- Record list -
:::::

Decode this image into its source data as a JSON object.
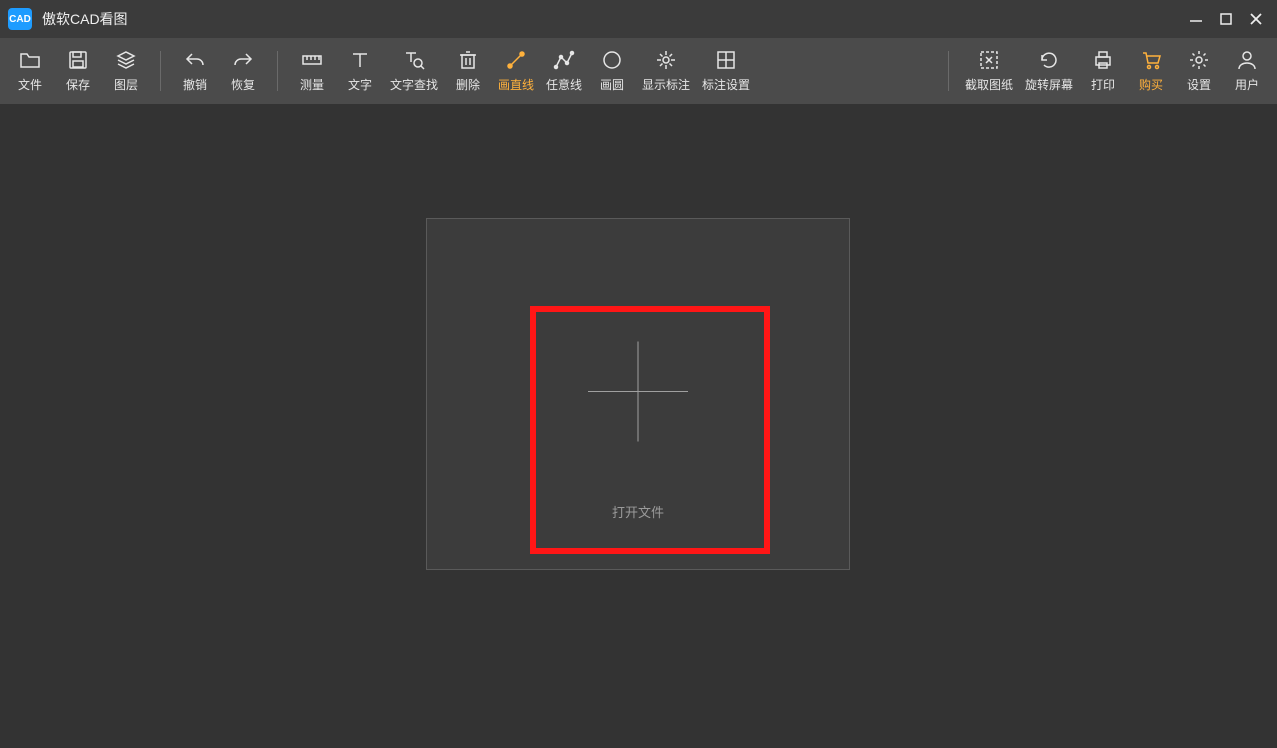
{
  "app": {
    "title": "傲软CAD看图",
    "icon_label": "CAD"
  },
  "toolbar": {
    "groups": [
      {
        "items": [
          {
            "name": "file",
            "label": "文件",
            "icon": "folder"
          },
          {
            "name": "save",
            "label": "保存",
            "icon": "save"
          },
          {
            "name": "layer",
            "label": "图层",
            "icon": "layers"
          }
        ]
      },
      {
        "items": [
          {
            "name": "undo",
            "label": "撤销",
            "icon": "undo"
          },
          {
            "name": "redo",
            "label": "恢复",
            "icon": "redo"
          }
        ]
      },
      {
        "items": [
          {
            "name": "measure",
            "label": "测量",
            "icon": "ruler"
          },
          {
            "name": "text",
            "label": "文字",
            "icon": "text"
          },
          {
            "name": "findtext",
            "label": "文字查找",
            "icon": "findtext",
            "wide": true
          },
          {
            "name": "delete",
            "label": "删除",
            "icon": "delete"
          },
          {
            "name": "line",
            "label": "画直线",
            "icon": "line",
            "highlight": true
          },
          {
            "name": "polyline",
            "label": "任意线",
            "icon": "polyline"
          },
          {
            "name": "circle",
            "label": "画圆",
            "icon": "circle"
          },
          {
            "name": "showmark",
            "label": "显示标注",
            "icon": "showmark",
            "wide": true
          },
          {
            "name": "marksettings",
            "label": "标注设置",
            "icon": "marksettings",
            "wide": true
          }
        ]
      }
    ],
    "right_group": {
      "items": [
        {
          "name": "capture",
          "label": "截取图纸",
          "icon": "capture",
          "wide": true
        },
        {
          "name": "rotate",
          "label": "旋转屏幕",
          "icon": "rotate",
          "wide": true
        },
        {
          "name": "print",
          "label": "打印",
          "icon": "print"
        },
        {
          "name": "buy",
          "label": "购买",
          "icon": "cart",
          "highlight": true
        },
        {
          "name": "settings",
          "label": "设置",
          "icon": "gear"
        },
        {
          "name": "user",
          "label": "用户",
          "icon": "user"
        }
      ]
    }
  },
  "open_area": {
    "open_label": "打开文件"
  }
}
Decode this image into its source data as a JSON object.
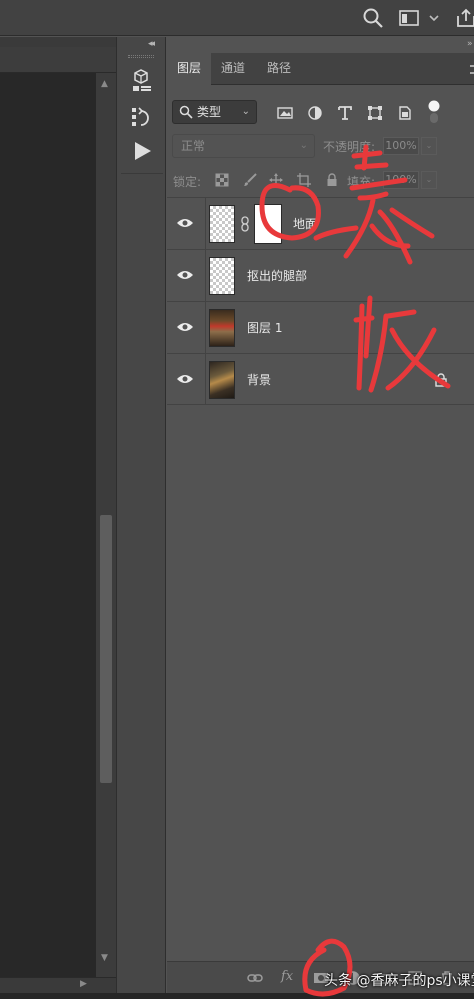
{
  "panel_tabs": [
    {
      "label": "图层",
      "active": true
    },
    {
      "label": "通道",
      "active": false
    },
    {
      "label": "路径",
      "active": false
    }
  ],
  "filter": {
    "kind_label": "类型"
  },
  "blend": {
    "mode_label": "正常",
    "opacity_label": "不透明度:",
    "opacity_value": "100%"
  },
  "lock": {
    "label": "锁定:",
    "fill_label": "填充:",
    "fill_value": "100%"
  },
  "layers": [
    {
      "name": "地面",
      "thumb": "checker",
      "has_mask": true,
      "visible": true,
      "locked": false
    },
    {
      "name": "抠出的腿部",
      "thumb": "checker",
      "has_mask": false,
      "visible": true,
      "locked": false
    },
    {
      "name": "图层 1",
      "thumb": "photo",
      "has_mask": false,
      "visible": true,
      "locked": false
    },
    {
      "name": "背景",
      "thumb": "photo",
      "has_mask": false,
      "visible": true,
      "locked": true
    }
  ],
  "icons": {
    "topbar": [
      "search-icon",
      "workspace-icon",
      "chevron-down-icon",
      "share-icon"
    ],
    "tools": [
      "3d-object-icon",
      "history-icon",
      "play-action-icon"
    ],
    "filters": [
      "image-filter-icon",
      "adjustment-filter-icon",
      "text-filter-icon",
      "shape-filter-icon",
      "smart-object-filter-icon",
      "filter-toggle-icon"
    ],
    "locks": [
      "lock-transparent-icon",
      "lock-paint-icon",
      "lock-position-icon",
      "lock-artboard-icon",
      "lock-all-icon"
    ],
    "footer": [
      "link-layers-icon",
      "fx-icon",
      "add-mask-icon",
      "new-group-icon",
      "new-layer-icon",
      "delete-layer-icon"
    ]
  },
  "watermark": "头条 @香麻子的ps小课堂",
  "annotation_color": "#e8393b"
}
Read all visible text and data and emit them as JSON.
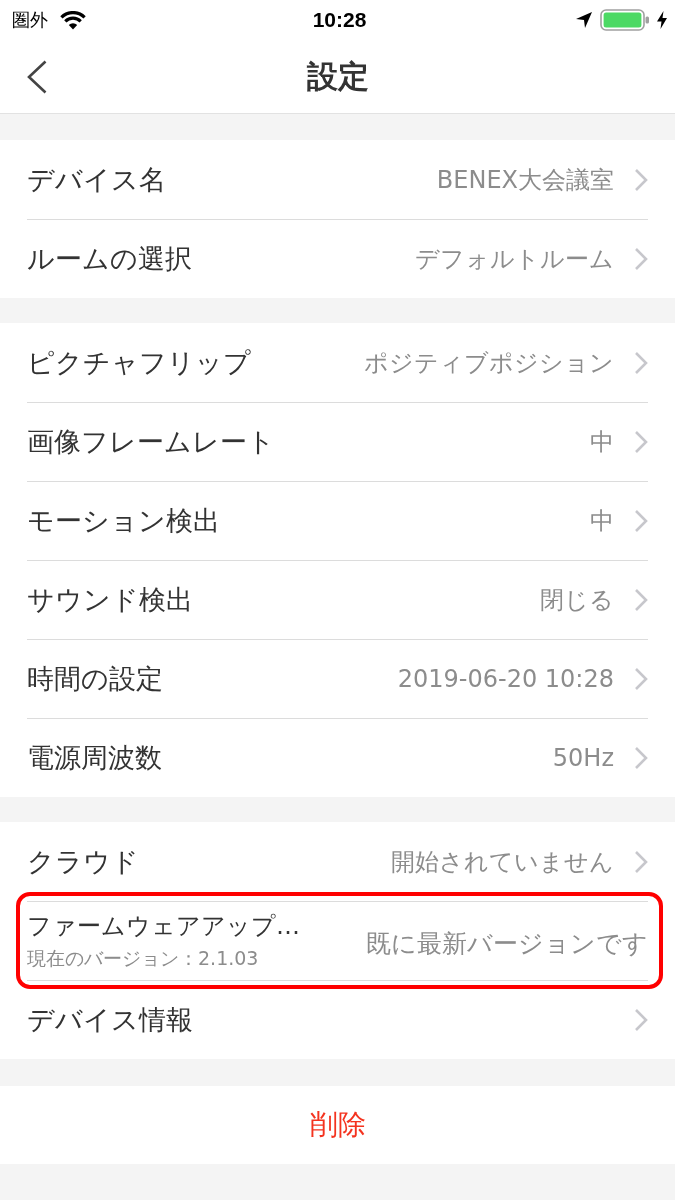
{
  "status_bar": {
    "carrier": "圏外",
    "time": "10:28"
  },
  "nav_bar": {
    "title": "設定"
  },
  "groups": [
    {
      "items": [
        {
          "kind": "nav",
          "label": "デバイス名",
          "value": "BENEX大会議室",
          "highlighted": false
        },
        {
          "kind": "nav",
          "label": "ルームの選択",
          "value": "デフォルトルーム",
          "highlighted": false
        }
      ]
    },
    {
      "items": [
        {
          "kind": "nav",
          "label": "ピクチャフリップ",
          "value": "ポジティブポジション",
          "highlighted": false
        },
        {
          "kind": "nav",
          "label": "画像フレームレート",
          "value": "中",
          "highlighted": false
        },
        {
          "kind": "nav",
          "label": "モーション検出",
          "value": "中",
          "highlighted": false
        },
        {
          "kind": "nav",
          "label": "サウンド検出",
          "value": "閉じる",
          "highlighted": false
        },
        {
          "kind": "nav",
          "label": "時間の設定",
          "value": "2019-06-20 10:28",
          "highlighted": false
        },
        {
          "kind": "nav",
          "label": "電源周波数",
          "value": "50Hz",
          "highlighted": false
        }
      ]
    },
    {
      "items": [
        {
          "kind": "nav",
          "label": "クラウド",
          "value": "開始されていません",
          "highlighted": false
        },
        {
          "kind": "info",
          "label": "ファームウェアアップ…",
          "sublabel": "現在のバージョン：2.1.03",
          "value": "既に最新バージョンです",
          "highlighted": true
        },
        {
          "kind": "nav",
          "label": "デバイス情報",
          "highlighted": false
        }
      ]
    }
  ],
  "delete_button": {
    "label": "削除"
  }
}
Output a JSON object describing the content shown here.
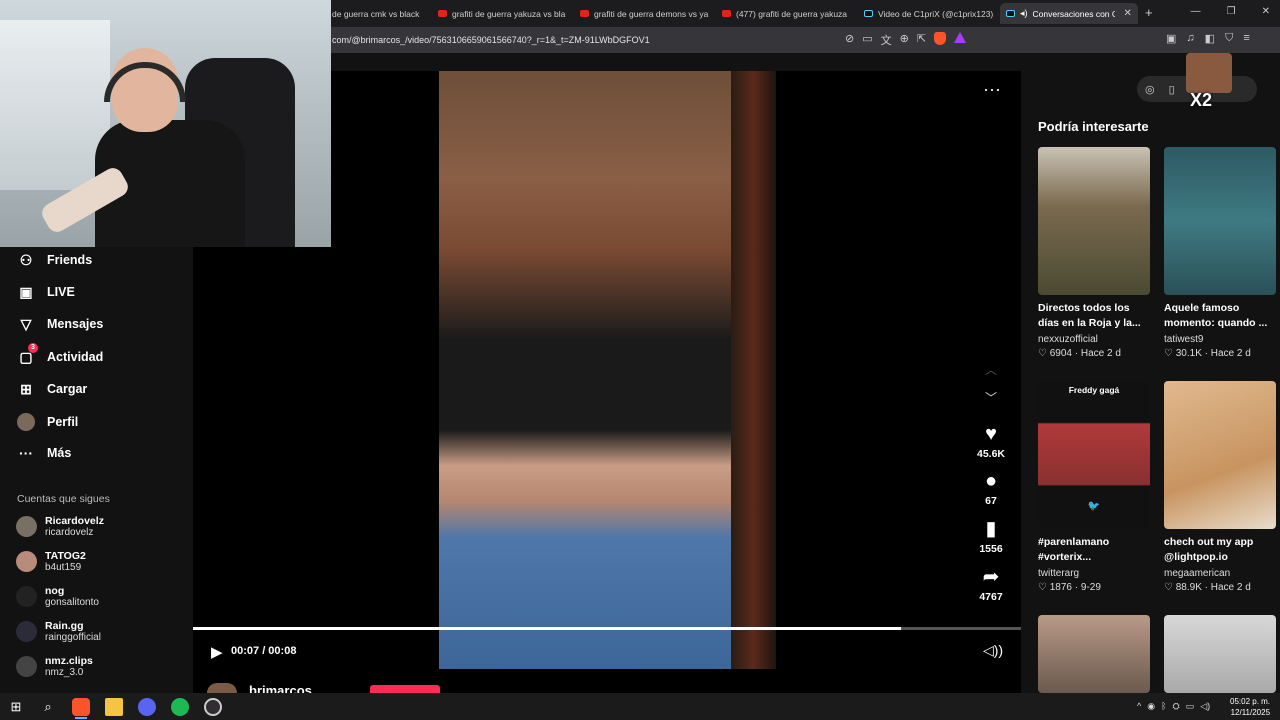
{
  "browser": {
    "tabs": [
      {
        "label": "de guerra cmk vs black",
        "icon": "youtube-icon"
      },
      {
        "label": "grafiti de guerra yakuza vs bla",
        "icon": "youtube-icon"
      },
      {
        "label": "grafiti de guerra demons vs ya",
        "icon": "youtube-icon"
      },
      {
        "label": "(477) grafiti de guerra yakuza",
        "icon": "youtube-icon"
      },
      {
        "label": "Video de C1priX (@c1prix123)",
        "icon": "tiktok-icon"
      },
      {
        "label": "Conversaciones con Gil",
        "icon": "tiktok-icon",
        "active": true
      }
    ],
    "new_tab": "+",
    "url": "com/@brimarcos_/video/7563106659061566740?_r=1&_t=ZM-91LWbDGFOV1"
  },
  "sidebar": {
    "items": [
      {
        "label": "Friends",
        "icon": "friends-icon",
        "glyph": "⚇"
      },
      {
        "label": "LIVE",
        "icon": "live-icon",
        "glyph": "▣"
      },
      {
        "label": "Mensajes",
        "icon": "messages-icon",
        "glyph": "▽"
      },
      {
        "label": "Actividad",
        "icon": "activity-icon",
        "glyph": "▢",
        "badge": "3"
      },
      {
        "label": "Cargar",
        "icon": "upload-icon",
        "glyph": "⊞"
      },
      {
        "label": "Perfil",
        "icon": "profile-avatar",
        "glyph": ""
      },
      {
        "label": "Más",
        "icon": "more-icon",
        "glyph": "···"
      }
    ],
    "following_title": "Cuentas que sigues",
    "following": [
      {
        "name": "Ricardovelz",
        "handle": "ricardovelz"
      },
      {
        "name": "TATOG2",
        "handle": "b4ut159"
      },
      {
        "name": "nog",
        "handle": "gonsalitonto"
      },
      {
        "name": "Rain.gg",
        "handle": "rainggofficial"
      },
      {
        "name": "nmz.clips",
        "handle": "nmz_3.0"
      }
    ]
  },
  "video": {
    "time": "00:07 / 00:08",
    "progress": 0.855,
    "author": "brimarcos_",
    "actions": [
      {
        "name": "like",
        "glyph": "♥",
        "count": "45.6K"
      },
      {
        "name": "comment",
        "glyph": "💬",
        "count": "67"
      },
      {
        "name": "bookmark",
        "glyph": "🔖",
        "count": "1556"
      },
      {
        "name": "share",
        "glyph": "➦",
        "count": "4767"
      }
    ]
  },
  "recommended": {
    "title": "Podría interesarte",
    "cards": [
      {
        "title": "Directos todos los días en la Roja y la...",
        "user": "nexxuzofficial",
        "meta": "♡ 6904 · Hace 2 d",
        "color": "#6b5a3e"
      },
      {
        "title": "Aquele famoso momento: quando ...",
        "user": "tatiwest9",
        "meta": "♡ 30.1K · Hace 2 d",
        "color": "#3e6a72"
      },
      {
        "title": "#parenlamano #vorterix...",
        "user": "twitterarg",
        "meta": "♡ 1876 · 9-29",
        "color": "#8a3a3a",
        "overlay": "Freddy gagá"
      },
      {
        "title": "chech out my app @lightpop.io",
        "user": "megaamerican",
        "meta": "♡ 88.9K · Hace 2 d",
        "color": "#d6a77a"
      },
      {
        "title": "",
        "user": "",
        "meta": "",
        "color": "#7a6a5e"
      },
      {
        "title": "",
        "user": "",
        "meta": "",
        "color": "#c9c9c9"
      }
    ]
  },
  "overlay": {
    "x2": "X2"
  },
  "taskbar": {
    "clock_time": "05:02 p. m.",
    "clock_date": "12/11/2025"
  }
}
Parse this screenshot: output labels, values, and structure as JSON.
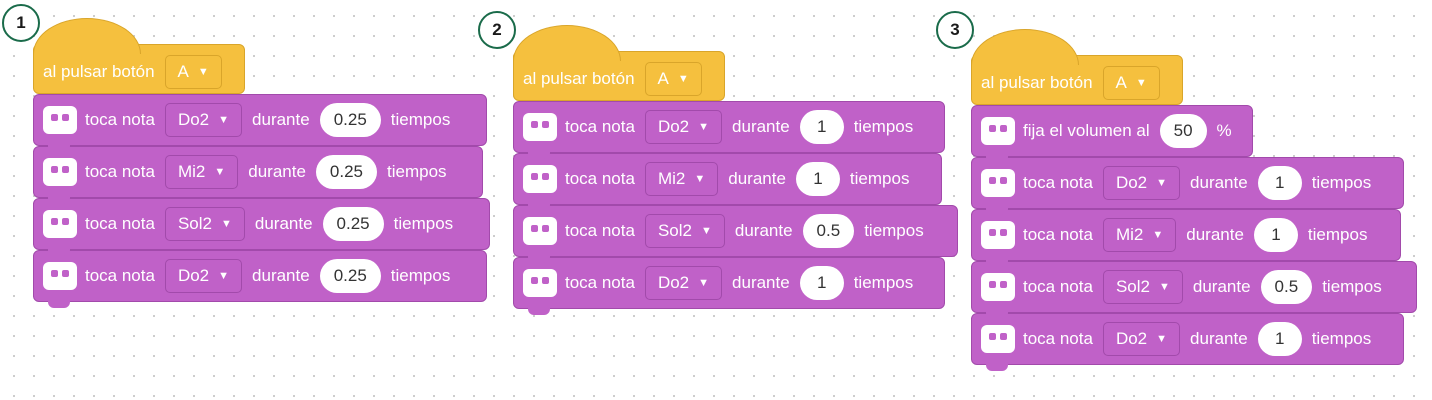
{
  "scripts": [
    {
      "badge": "1",
      "hat": {
        "label": "al pulsar botón",
        "button": "A"
      },
      "blocks": [
        {
          "type": "note",
          "label": "toca nota",
          "note": "Do2",
          "during": "durante",
          "value": "0.25",
          "unit": "tiempos"
        },
        {
          "type": "note",
          "label": "toca nota",
          "note": "Mi2",
          "during": "durante",
          "value": "0.25",
          "unit": "tiempos"
        },
        {
          "type": "note",
          "label": "toca nota",
          "note": "Sol2",
          "during": "durante",
          "value": "0.25",
          "unit": "tiempos"
        },
        {
          "type": "note",
          "label": "toca nota",
          "note": "Do2",
          "during": "durante",
          "value": "0.25",
          "unit": "tiempos"
        }
      ]
    },
    {
      "badge": "2",
      "hat": {
        "label": "al pulsar botón",
        "button": "A"
      },
      "blocks": [
        {
          "type": "note",
          "label": "toca nota",
          "note": "Do2",
          "during": "durante",
          "value": "1",
          "unit": "tiempos"
        },
        {
          "type": "note",
          "label": "toca nota",
          "note": "Mi2",
          "during": "durante",
          "value": "1",
          "unit": "tiempos"
        },
        {
          "type": "note",
          "label": "toca nota",
          "note": "Sol2",
          "during": "durante",
          "value": "0.5",
          "unit": "tiempos"
        },
        {
          "type": "note",
          "label": "toca nota",
          "note": "Do2",
          "during": "durante",
          "value": "1",
          "unit": "tiempos"
        }
      ]
    },
    {
      "badge": "3",
      "hat": {
        "label": "al pulsar botón",
        "button": "A"
      },
      "blocks": [
        {
          "type": "volume",
          "label": "fija el volumen al",
          "value": "50",
          "unit": "%"
        },
        {
          "type": "note",
          "label": "toca nota",
          "note": "Do2",
          "during": "durante",
          "value": "1",
          "unit": "tiempos"
        },
        {
          "type": "note",
          "label": "toca nota",
          "note": "Mi2",
          "during": "durante",
          "value": "1",
          "unit": "tiempos"
        },
        {
          "type": "note",
          "label": "toca nota",
          "note": "Sol2",
          "during": "durante",
          "value": "0.5",
          "unit": "tiempos"
        },
        {
          "type": "note",
          "label": "toca nota",
          "note": "Do2",
          "during": "durante",
          "value": "1",
          "unit": "tiempos"
        }
      ]
    }
  ],
  "colors": {
    "event_block": "#f5c03e",
    "sound_block": "#c061c8",
    "badge_border": "#1a6b4a"
  },
  "icons": {
    "dropdown": "triangle-down-icon",
    "block": "robot-face-icon"
  }
}
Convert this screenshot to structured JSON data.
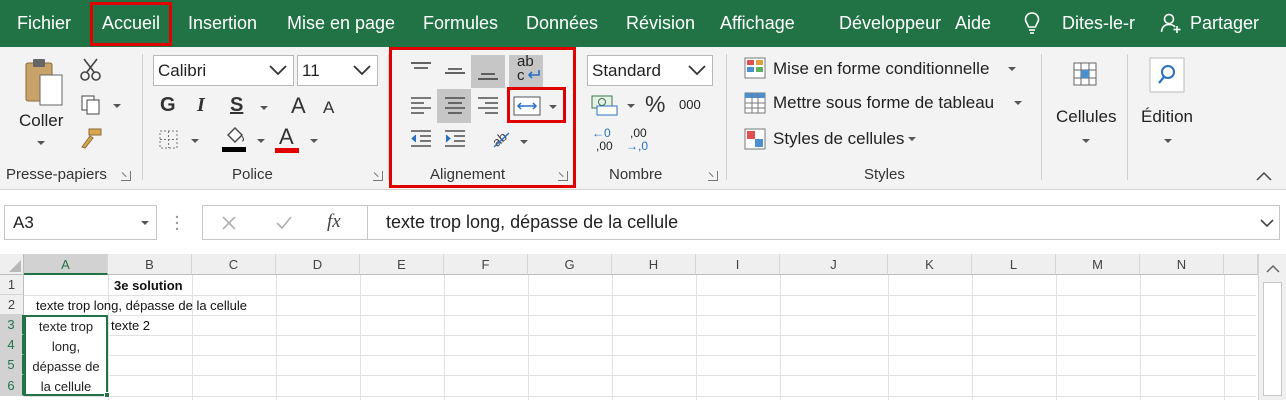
{
  "tabs": [
    "Fichier",
    "Accueil",
    "Insertion",
    "Mise en page",
    "Formules",
    "Données",
    "Révision",
    "Affichage",
    "Développeur",
    "Aide",
    "Dites-le-r",
    "Partager"
  ],
  "ribbon": {
    "clipboard": {
      "paste_label": "Coller",
      "group_label": "Presse-papiers"
    },
    "font": {
      "font_name": "Calibri",
      "font_size": "11",
      "bold": "G",
      "italic": "I",
      "underline": "S",
      "grow": "A",
      "shrink": "A",
      "font_color_letter": "A",
      "group_label": "Police"
    },
    "alignment": {
      "wrap_letters_top": "ab",
      "wrap_letters_bottom": "c",
      "group_label": "Alignement"
    },
    "number": {
      "format": "Standard",
      "percent": "%",
      "thousands": "000",
      "inc_decimal_top": "←0",
      "inc_decimal_bottom": ",00",
      "dec_decimal_top": ",00",
      "dec_decimal_bottom": "→,0",
      "group_label": "Nombre"
    },
    "styles": {
      "conditional": "Mise en forme conditionnelle",
      "table": "Mettre sous forme de tableau",
      "cell_styles": "Styles de cellules",
      "group_label": "Styles"
    },
    "cells": {
      "label": "Cellules"
    },
    "editing": {
      "label": "Édition"
    }
  },
  "formula_bar": {
    "name_box": "A3",
    "fx": "fx",
    "content": "texte trop long, dépasse de la cellule"
  },
  "grid": {
    "columns": [
      "A",
      "B",
      "C",
      "D",
      "E",
      "F",
      "G",
      "H",
      "I",
      "J",
      "K",
      "L",
      "M",
      "N"
    ],
    "rows": [
      "1",
      "2",
      "3",
      "4",
      "5",
      "6"
    ],
    "cells": {
      "B1": "3e solution",
      "A2": "texte trop long, dépasse de la cellule",
      "B3": "texte 2",
      "A3_lines": [
        "texte trop",
        "long,",
        "dépasse de",
        "la cellule"
      ]
    }
  },
  "colors": {
    "brand": "#217346",
    "highlight": "#e00000"
  }
}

:::::

- What is expected -
Look for the word "count" in every line of the listing and copy the lines that have it.

- Full answer -
        "count": "45.6K"
        "count": "67"
        "count": "1556"
        "count": "4767"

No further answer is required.